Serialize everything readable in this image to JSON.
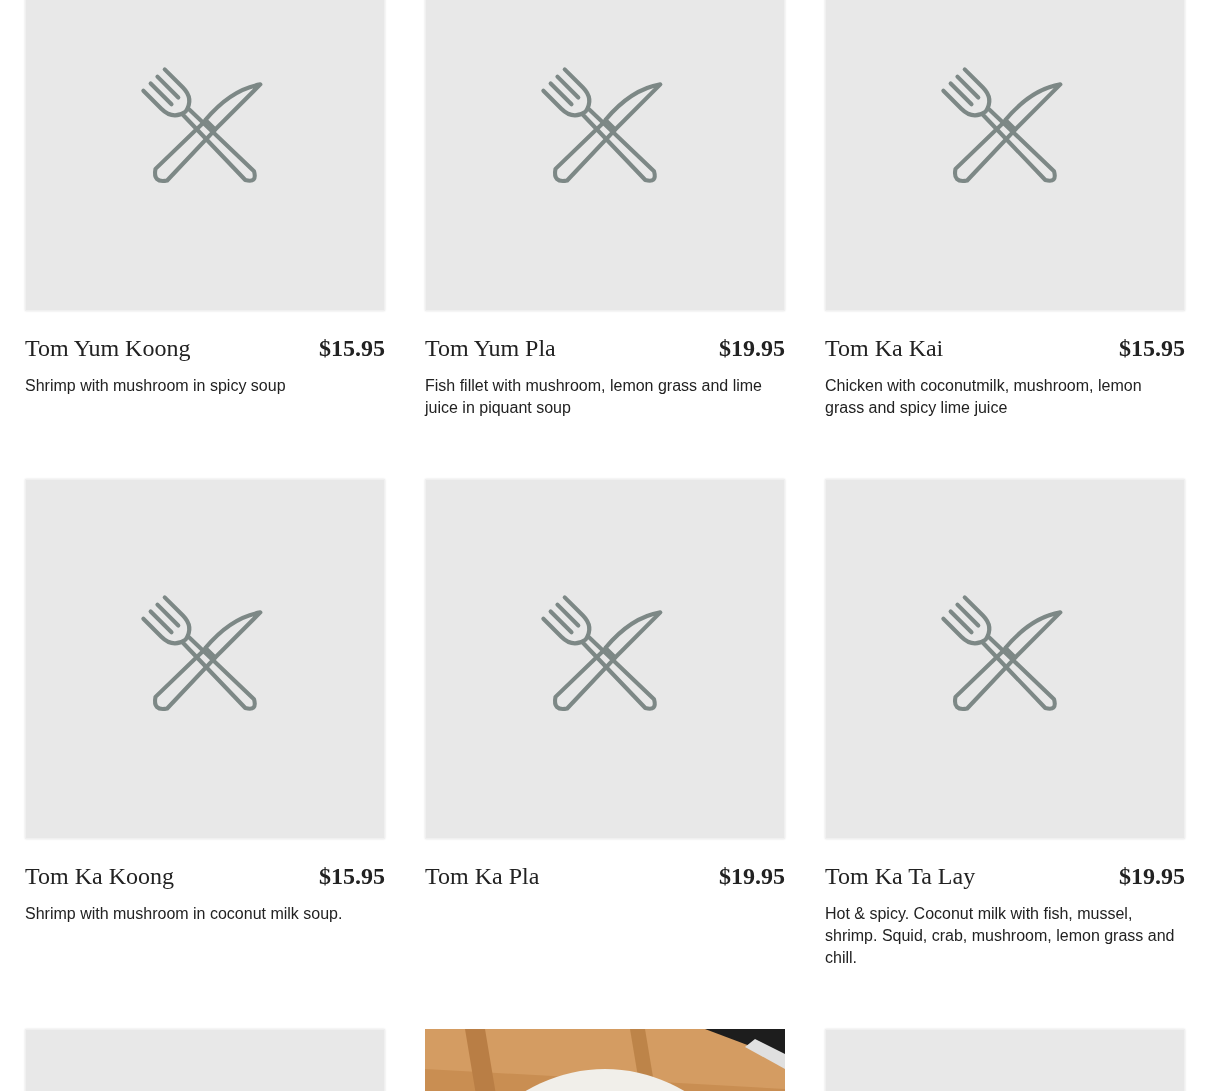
{
  "menu_items": [
    {
      "kind": "placeholder",
      "name": "Tom Yum Koong",
      "price": "$15.95",
      "description": "Shrimp with mushroom in spicy soup"
    },
    {
      "kind": "placeholder",
      "name": "Tom Yum Pla",
      "price": "$19.95",
      "description": "Fish fillet with mushroom, lemon grass and lime juice in piquant soup"
    },
    {
      "kind": "placeholder",
      "name": "Tom Ka Kai",
      "price": "$15.95",
      "description": "Chicken with coconutmilk, mushroom, lemon grass and spicy lime juice"
    },
    {
      "kind": "placeholder",
      "name": "Tom Ka Koong",
      "price": "$15.95",
      "description": "Shrimp with mushroom in coconut milk soup."
    },
    {
      "kind": "placeholder",
      "name": "Tom Ka Pla",
      "price": "$19.95"
    },
    {
      "kind": "placeholder",
      "name": "Tom Ka Ta Lay",
      "price": "$19.95",
      "description": "Hot & spicy. Coconut milk with fish, mussel, shrimp. Squid, crab, mushroom, lemon grass and chill."
    },
    {
      "kind": "placeholder"
    },
    {
      "kind": "picture"
    },
    {
      "kind": "placeholder"
    }
  ]
}
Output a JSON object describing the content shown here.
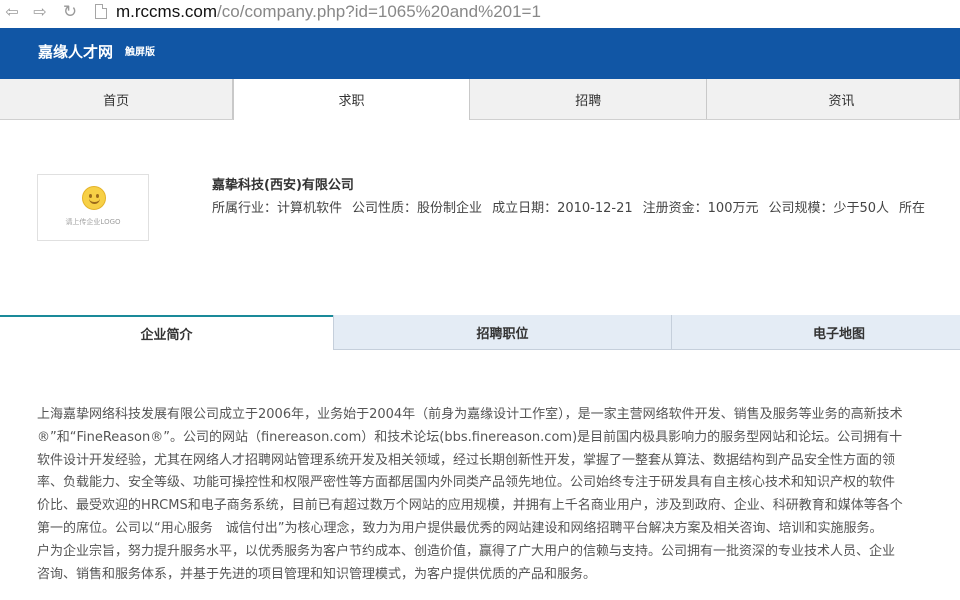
######
> Task
The answer must consist solely of the number of lines in the entries that contain the word "grass".

> Task response
3